▶ **SET PROBLEM**
Wherever the word "异号得负" appears in a line, extract that line.

------ ENTRIES PROVIDED

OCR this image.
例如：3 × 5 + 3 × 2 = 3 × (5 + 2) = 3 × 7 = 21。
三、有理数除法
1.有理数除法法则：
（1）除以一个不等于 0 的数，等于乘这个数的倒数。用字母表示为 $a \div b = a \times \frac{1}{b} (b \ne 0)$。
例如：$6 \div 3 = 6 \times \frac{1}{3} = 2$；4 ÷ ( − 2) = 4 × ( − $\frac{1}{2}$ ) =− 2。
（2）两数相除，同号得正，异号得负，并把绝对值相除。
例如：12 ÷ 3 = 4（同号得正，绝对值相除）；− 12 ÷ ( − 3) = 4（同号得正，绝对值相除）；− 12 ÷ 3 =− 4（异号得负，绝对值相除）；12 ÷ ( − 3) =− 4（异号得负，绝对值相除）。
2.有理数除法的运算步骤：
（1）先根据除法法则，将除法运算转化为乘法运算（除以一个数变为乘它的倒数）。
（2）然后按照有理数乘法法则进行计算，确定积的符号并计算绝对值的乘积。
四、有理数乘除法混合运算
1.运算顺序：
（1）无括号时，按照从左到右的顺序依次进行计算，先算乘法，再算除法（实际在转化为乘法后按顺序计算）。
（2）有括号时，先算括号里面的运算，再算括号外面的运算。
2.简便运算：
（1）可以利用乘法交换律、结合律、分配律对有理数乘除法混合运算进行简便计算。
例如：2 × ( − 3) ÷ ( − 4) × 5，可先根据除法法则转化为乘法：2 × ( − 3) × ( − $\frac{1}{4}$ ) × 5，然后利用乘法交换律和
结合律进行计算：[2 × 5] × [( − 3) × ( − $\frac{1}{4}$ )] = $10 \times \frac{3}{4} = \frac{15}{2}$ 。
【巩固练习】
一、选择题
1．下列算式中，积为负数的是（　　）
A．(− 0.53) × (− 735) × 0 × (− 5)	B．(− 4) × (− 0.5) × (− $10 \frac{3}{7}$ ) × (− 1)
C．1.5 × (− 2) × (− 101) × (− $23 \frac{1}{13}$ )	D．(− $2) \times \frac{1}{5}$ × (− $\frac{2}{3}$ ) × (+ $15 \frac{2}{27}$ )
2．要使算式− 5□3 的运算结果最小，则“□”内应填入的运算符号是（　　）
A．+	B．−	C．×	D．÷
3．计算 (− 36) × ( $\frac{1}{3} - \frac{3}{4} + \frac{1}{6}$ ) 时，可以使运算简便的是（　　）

------------

▶ **RESULT BELOW**
（2）两数相除，同号得正，异号得负，并把绝对值相除。
例如：12 ÷ 3 = 4（同号得正，绝对值相除）；− 12 ÷ ( − 3) = 4（同号得正，绝对值相除）；− 12 ÷ 3 =− 4（异号得负，绝对值相除）；12 ÷ ( − 3) =− 4（异号得负，绝对值相除）。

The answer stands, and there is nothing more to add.